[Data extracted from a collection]
*****

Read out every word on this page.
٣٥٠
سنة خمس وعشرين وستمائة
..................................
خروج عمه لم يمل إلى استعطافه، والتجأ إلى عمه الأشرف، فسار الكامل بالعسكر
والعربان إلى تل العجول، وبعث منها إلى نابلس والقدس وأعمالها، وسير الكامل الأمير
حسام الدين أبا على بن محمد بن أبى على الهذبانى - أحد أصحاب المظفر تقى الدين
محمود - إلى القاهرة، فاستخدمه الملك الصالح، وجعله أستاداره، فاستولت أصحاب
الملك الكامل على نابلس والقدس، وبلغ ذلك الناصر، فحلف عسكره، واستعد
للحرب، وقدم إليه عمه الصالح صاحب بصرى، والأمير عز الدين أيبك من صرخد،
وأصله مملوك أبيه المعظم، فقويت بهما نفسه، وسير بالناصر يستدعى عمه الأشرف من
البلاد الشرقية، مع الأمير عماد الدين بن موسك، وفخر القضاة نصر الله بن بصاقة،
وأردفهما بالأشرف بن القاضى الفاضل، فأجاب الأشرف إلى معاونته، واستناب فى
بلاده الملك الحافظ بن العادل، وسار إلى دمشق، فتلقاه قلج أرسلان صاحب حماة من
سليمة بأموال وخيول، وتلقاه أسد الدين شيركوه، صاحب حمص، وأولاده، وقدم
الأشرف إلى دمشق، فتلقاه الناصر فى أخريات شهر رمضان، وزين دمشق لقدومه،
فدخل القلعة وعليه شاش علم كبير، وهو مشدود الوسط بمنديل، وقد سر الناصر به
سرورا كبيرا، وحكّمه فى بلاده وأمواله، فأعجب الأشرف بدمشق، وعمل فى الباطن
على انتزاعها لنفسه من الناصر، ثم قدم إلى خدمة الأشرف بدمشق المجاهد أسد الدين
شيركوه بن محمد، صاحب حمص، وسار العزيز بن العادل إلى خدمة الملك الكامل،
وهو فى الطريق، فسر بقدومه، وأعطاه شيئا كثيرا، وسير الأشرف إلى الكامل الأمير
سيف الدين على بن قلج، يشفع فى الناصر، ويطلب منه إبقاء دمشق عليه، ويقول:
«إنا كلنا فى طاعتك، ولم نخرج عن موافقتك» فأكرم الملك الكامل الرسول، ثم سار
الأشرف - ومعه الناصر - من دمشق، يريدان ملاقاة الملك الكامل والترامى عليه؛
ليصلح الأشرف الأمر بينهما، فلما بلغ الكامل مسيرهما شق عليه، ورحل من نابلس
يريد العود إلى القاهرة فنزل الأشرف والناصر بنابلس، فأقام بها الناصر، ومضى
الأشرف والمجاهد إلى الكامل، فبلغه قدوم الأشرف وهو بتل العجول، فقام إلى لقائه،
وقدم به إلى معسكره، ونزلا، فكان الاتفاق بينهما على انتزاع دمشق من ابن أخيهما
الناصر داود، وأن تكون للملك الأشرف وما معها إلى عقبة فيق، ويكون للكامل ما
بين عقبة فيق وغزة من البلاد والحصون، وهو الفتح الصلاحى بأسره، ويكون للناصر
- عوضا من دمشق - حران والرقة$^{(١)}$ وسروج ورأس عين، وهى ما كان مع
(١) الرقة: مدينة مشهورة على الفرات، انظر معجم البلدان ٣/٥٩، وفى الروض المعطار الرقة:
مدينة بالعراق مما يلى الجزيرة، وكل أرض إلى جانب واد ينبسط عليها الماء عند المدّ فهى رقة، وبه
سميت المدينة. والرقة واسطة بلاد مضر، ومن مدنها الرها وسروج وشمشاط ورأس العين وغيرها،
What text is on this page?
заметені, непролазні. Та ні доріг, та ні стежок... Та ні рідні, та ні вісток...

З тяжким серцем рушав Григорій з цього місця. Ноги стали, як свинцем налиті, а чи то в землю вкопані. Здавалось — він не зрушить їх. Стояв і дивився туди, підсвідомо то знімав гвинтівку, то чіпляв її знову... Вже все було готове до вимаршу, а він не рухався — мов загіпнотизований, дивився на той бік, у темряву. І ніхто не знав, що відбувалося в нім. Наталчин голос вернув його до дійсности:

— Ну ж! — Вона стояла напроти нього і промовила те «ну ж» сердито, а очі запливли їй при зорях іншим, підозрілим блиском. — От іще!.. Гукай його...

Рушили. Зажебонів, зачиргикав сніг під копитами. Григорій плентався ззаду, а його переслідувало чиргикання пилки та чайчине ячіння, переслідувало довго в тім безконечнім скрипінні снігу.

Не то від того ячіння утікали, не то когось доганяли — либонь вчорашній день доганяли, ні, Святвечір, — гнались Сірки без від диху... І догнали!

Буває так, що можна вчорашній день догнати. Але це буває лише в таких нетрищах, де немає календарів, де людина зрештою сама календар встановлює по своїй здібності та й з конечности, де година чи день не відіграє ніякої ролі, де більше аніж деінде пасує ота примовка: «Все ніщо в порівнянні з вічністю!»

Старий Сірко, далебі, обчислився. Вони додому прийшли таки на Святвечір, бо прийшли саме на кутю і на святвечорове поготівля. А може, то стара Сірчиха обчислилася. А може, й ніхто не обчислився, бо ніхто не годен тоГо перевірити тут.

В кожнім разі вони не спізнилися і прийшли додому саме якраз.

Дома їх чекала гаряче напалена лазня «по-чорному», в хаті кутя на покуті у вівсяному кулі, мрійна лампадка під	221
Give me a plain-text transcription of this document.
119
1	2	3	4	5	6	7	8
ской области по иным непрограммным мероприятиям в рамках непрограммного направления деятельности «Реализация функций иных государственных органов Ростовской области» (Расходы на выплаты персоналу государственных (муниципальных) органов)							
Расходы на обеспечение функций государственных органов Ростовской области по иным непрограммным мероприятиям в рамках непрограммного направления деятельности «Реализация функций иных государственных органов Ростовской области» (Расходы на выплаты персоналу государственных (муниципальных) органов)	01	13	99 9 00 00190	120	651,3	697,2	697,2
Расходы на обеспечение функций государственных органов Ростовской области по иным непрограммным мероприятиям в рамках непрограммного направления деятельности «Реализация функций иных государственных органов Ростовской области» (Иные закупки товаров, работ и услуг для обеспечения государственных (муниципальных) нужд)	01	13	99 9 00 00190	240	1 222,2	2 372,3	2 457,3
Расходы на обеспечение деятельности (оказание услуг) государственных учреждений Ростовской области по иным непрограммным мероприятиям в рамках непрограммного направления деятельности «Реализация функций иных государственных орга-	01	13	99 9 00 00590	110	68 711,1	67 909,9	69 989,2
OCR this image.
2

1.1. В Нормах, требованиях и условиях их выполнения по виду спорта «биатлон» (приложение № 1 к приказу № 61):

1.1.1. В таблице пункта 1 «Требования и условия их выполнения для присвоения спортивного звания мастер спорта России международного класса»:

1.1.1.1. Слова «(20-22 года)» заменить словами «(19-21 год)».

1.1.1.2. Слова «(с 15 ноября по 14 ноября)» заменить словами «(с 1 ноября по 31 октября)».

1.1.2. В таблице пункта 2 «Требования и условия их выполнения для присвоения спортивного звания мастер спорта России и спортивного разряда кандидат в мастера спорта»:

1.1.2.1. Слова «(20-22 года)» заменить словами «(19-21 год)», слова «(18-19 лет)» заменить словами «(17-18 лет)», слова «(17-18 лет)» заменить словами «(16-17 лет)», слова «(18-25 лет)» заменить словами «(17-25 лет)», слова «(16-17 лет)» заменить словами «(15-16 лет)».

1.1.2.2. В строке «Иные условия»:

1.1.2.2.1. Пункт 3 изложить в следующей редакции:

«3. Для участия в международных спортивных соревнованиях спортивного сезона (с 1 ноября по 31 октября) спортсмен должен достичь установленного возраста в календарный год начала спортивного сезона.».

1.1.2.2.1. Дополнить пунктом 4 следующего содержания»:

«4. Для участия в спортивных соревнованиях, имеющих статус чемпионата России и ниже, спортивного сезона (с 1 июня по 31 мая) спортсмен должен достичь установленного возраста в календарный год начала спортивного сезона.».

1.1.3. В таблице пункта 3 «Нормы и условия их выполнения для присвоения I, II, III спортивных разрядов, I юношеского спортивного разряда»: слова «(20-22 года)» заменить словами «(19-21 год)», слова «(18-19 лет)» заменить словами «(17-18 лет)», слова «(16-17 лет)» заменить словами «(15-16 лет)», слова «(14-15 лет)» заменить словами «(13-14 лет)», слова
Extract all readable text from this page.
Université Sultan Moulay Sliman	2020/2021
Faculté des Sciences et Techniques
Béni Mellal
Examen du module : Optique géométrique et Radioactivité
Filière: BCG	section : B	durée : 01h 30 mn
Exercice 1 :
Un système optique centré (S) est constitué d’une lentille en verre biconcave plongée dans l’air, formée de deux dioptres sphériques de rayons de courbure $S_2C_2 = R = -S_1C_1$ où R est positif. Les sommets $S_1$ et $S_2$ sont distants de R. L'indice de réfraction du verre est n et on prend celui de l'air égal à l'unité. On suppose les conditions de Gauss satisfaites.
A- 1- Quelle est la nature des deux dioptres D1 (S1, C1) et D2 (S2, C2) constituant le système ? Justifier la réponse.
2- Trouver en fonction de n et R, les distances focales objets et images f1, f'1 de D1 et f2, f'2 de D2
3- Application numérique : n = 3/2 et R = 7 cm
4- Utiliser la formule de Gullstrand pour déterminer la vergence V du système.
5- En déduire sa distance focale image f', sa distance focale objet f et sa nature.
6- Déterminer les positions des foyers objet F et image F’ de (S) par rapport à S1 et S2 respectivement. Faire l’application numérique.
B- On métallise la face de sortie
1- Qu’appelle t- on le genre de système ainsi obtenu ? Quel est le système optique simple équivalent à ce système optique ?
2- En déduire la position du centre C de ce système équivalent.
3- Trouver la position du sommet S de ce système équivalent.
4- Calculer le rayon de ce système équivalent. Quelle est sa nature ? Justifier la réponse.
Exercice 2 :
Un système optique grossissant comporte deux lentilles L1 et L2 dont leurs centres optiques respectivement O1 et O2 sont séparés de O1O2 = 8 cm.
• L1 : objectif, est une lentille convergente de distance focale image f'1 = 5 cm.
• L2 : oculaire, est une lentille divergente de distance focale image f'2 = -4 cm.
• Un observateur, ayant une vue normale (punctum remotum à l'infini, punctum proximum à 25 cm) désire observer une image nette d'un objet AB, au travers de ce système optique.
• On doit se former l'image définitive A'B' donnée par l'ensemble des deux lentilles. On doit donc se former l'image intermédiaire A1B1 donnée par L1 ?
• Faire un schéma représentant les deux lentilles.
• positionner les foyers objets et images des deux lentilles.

*****

Direction: Look through the entries above. Extract each line with the word "محمد".

Output of the task:
حسام الدين أبا على بن محمد بن أبى على الهذبانى - أحد أصحاب المظفر تقى الدين
شيركوه بن محمد، صاحب حمص، وسار العزيز بن العادل إلى خدمة الملك الكامل،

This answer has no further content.